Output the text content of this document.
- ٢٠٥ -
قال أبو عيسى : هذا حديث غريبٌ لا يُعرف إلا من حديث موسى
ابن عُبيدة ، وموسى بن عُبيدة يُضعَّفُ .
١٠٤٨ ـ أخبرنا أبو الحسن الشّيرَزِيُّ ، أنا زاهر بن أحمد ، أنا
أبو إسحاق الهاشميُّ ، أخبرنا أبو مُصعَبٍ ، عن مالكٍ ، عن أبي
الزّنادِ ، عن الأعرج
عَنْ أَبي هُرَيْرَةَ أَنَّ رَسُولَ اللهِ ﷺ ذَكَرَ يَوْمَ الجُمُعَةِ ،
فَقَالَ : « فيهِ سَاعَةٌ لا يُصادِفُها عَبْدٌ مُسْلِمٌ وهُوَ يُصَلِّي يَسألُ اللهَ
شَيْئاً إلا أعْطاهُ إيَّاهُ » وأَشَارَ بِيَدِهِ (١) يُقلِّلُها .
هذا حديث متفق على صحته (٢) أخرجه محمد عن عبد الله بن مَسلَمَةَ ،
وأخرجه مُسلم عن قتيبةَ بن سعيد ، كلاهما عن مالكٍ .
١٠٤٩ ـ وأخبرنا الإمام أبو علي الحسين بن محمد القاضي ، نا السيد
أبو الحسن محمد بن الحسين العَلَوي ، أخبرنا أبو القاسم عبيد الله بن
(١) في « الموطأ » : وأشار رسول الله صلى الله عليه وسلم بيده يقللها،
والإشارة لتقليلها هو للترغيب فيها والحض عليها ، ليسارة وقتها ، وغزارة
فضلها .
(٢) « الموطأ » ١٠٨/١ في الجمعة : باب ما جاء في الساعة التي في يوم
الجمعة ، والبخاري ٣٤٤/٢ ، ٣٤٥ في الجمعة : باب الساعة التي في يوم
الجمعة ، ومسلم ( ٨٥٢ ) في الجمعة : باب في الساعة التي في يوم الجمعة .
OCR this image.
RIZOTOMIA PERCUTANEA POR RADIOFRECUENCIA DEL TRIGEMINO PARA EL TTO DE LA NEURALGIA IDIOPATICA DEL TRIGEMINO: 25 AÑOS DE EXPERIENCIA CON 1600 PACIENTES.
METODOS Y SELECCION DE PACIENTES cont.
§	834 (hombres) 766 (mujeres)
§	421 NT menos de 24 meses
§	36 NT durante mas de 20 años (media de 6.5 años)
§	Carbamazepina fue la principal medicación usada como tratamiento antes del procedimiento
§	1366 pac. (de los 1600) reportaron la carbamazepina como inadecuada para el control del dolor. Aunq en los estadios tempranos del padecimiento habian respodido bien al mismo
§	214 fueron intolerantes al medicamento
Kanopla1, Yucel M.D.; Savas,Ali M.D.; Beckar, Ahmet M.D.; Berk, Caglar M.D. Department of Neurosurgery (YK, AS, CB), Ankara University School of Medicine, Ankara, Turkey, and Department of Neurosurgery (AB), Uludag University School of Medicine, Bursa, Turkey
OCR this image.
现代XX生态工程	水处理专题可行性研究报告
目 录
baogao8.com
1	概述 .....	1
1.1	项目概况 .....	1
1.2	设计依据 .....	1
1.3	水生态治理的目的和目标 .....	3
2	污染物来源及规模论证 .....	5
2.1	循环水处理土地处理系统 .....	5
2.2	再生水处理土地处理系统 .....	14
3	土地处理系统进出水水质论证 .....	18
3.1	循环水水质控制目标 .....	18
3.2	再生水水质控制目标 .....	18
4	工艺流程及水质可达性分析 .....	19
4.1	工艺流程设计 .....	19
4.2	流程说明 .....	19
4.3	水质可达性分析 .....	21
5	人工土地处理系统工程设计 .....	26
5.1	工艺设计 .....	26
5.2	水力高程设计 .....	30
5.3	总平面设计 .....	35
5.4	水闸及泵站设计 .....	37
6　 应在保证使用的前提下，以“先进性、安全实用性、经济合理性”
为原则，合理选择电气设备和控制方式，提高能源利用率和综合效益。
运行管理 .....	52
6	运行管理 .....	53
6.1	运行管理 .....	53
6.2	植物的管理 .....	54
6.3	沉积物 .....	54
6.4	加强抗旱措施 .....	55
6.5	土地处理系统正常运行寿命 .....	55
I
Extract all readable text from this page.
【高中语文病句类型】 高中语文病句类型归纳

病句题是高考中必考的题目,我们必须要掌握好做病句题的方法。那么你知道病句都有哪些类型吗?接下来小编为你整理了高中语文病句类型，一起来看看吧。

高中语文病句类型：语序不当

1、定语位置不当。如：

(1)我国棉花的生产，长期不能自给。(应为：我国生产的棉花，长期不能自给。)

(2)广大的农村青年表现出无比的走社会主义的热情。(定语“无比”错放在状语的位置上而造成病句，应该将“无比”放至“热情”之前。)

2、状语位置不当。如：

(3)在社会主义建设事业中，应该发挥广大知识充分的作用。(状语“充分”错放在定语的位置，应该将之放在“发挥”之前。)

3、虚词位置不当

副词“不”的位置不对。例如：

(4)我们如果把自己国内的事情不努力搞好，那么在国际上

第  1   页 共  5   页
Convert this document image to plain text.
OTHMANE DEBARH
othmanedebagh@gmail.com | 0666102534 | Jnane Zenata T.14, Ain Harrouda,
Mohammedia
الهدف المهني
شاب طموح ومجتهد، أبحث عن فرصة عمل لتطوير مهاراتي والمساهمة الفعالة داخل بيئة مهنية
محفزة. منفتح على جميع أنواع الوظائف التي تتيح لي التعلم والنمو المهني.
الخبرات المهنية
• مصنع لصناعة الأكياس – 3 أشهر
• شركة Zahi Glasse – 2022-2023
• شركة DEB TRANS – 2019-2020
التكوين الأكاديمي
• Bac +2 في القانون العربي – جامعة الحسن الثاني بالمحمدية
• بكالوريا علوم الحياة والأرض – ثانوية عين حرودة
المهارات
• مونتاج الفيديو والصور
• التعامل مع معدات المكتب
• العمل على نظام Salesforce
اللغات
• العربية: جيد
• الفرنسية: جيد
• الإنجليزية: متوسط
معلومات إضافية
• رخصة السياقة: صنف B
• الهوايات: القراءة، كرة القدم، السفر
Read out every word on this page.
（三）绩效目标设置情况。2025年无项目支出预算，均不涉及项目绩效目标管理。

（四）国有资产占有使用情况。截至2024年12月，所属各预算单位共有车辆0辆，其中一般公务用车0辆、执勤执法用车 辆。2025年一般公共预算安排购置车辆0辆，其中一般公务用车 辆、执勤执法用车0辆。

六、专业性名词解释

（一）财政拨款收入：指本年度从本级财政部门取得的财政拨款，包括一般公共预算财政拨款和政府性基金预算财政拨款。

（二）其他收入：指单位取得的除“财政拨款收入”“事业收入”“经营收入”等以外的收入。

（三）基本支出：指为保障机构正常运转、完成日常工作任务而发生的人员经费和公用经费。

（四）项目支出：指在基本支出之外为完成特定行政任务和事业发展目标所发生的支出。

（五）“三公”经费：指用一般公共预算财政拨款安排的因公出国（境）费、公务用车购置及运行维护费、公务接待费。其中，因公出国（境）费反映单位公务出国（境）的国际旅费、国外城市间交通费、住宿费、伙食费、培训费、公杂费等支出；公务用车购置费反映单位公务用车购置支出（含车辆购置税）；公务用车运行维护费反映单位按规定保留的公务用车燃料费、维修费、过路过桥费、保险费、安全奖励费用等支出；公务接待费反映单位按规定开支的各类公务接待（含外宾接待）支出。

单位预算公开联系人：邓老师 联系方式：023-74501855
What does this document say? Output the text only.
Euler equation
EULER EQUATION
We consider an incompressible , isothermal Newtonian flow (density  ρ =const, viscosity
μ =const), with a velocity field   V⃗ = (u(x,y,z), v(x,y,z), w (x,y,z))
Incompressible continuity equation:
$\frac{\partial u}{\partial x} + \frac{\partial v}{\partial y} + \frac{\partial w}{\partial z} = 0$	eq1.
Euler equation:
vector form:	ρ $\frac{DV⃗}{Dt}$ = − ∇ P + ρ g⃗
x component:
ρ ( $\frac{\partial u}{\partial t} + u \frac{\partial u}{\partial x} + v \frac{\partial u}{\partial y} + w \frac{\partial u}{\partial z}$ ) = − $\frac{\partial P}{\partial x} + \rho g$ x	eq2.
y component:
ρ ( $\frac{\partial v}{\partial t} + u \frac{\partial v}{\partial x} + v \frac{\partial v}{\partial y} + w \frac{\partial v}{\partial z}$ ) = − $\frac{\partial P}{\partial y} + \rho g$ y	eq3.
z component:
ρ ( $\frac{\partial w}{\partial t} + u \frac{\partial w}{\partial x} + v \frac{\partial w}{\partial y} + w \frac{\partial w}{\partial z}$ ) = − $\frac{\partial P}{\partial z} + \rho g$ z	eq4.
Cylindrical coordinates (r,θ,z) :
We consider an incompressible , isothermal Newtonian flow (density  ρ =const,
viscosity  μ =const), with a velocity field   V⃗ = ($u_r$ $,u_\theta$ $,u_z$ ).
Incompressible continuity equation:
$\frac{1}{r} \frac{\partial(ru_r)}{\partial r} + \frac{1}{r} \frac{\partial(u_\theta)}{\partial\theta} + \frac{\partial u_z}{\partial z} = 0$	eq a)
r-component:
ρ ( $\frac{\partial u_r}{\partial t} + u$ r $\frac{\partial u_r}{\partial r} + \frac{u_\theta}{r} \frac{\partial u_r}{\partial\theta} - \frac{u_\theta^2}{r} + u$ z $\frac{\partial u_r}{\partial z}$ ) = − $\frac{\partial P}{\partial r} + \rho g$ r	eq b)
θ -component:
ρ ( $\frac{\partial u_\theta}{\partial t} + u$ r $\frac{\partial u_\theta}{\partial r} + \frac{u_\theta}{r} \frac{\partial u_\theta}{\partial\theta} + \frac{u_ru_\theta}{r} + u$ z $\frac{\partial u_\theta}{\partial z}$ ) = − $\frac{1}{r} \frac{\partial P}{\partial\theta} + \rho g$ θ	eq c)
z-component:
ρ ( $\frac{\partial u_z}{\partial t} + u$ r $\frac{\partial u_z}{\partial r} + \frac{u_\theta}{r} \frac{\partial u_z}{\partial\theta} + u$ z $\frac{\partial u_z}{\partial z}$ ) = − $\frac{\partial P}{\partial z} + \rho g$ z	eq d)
• • • • • • •
= EXERCISE =
Select and copy every line of the listing with the word "مالك".

= RESPONSE TO THE TASK =
أبو إسحاق الهاشميُّ ، أخبرنا أبو مُصعَبٍ ، عن مالكٍ ، عن أبي
وأخرجه مُسلم عن قتيبةَ بن سعيد ، كلاهما عن مالكٍ .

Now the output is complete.